━━ Study text ━━

LokiDokey · 11/04/2014 11:20

Apologies, this is turning into an essay...

When I was a child I had a Yorkie, it was a lovely little thing but over the years turned into a demonic, snappy little thing. Mum had a Shih Tzu some years later who was also quite aloof and rather grumpy. I've recently realised that it's probably my Mother making them this way and I need help to try and change her.

She's 78 and after losing grumpy shih tzu last year she had another shih tzu pup called charlie. He's a lovely little thing, polar opposite to the last one, but I'm beginning to realise his 'challenging' behaviour is down to my Mother. He's one this month, here are the issues:

He was a chewer from the moment he came home. Mum wouldn't give him stag bars or kongs so he chewed up the house. He will still chew anything that hits the floor. I've finally persuaded her towards chew toys and his chewing habit is massively decreasing so I'm seeing that as a success.

Any behaviour Mum doesn't like is dealt with in one of two ways, she either waves her arms around yelling or, more troubling, launches cups of water or water pistols at him.

━━━
━━ Material provided ━━

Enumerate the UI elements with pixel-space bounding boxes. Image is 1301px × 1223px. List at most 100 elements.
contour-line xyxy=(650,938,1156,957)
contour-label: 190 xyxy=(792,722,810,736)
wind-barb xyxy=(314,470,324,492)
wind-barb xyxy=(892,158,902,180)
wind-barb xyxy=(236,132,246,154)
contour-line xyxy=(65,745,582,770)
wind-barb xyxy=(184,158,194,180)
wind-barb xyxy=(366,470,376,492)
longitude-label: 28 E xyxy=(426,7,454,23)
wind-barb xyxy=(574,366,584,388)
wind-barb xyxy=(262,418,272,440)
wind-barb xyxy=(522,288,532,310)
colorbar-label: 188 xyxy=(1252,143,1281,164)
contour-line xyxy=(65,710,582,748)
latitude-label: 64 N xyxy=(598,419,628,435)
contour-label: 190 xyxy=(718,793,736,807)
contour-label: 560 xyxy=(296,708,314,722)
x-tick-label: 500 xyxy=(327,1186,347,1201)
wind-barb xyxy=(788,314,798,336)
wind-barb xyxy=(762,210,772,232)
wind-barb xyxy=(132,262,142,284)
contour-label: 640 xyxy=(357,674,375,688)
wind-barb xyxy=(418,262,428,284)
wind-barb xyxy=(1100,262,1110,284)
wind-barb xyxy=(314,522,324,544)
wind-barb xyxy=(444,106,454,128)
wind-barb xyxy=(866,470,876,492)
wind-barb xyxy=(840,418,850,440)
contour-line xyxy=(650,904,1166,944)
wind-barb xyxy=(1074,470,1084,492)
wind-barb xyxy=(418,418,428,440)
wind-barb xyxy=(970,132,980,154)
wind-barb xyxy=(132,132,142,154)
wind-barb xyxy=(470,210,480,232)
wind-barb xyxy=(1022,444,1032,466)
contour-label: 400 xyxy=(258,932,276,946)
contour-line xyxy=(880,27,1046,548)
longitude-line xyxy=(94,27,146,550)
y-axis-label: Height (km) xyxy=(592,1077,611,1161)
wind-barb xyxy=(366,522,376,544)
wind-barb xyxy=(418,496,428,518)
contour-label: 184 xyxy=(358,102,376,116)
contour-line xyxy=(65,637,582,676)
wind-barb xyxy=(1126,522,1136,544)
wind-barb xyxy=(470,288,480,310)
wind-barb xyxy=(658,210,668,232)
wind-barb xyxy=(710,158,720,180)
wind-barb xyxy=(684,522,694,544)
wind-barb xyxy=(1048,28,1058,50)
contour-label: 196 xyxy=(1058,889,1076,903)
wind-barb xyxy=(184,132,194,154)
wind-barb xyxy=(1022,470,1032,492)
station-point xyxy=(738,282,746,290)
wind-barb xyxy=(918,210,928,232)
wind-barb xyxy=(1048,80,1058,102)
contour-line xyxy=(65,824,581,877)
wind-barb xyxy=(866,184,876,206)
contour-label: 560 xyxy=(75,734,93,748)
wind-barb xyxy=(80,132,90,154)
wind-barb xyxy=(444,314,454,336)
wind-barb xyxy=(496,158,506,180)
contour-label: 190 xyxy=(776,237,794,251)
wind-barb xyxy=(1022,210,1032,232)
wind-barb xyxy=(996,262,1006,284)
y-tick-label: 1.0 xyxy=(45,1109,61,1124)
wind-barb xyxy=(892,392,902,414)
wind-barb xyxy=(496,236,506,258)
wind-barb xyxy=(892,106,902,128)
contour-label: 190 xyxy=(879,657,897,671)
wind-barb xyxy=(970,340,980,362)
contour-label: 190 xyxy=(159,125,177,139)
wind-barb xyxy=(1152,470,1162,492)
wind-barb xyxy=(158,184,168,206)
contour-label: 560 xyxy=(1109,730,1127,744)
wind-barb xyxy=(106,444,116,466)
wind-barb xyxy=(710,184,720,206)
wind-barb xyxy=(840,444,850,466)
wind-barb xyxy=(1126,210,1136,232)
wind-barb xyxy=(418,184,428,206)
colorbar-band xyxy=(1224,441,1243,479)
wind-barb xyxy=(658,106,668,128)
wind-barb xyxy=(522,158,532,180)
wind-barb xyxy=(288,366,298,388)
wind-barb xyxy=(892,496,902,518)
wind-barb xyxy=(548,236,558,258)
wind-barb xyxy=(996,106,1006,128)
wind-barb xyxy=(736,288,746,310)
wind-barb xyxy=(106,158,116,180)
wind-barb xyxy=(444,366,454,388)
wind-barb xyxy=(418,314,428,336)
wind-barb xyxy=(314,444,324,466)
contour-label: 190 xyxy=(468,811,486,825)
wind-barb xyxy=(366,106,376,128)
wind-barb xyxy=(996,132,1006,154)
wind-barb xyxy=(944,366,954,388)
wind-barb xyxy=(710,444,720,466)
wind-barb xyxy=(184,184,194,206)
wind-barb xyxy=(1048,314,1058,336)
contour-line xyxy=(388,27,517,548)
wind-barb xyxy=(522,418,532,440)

━━━

Exercise objective:
In the forum post about the shih tzu puppy, what two things does the writer's mother do when the dog behaves in a way she doesn't like?

Exercise response:
She either waves her arms around yelling or launches cups of water or water pistols at him.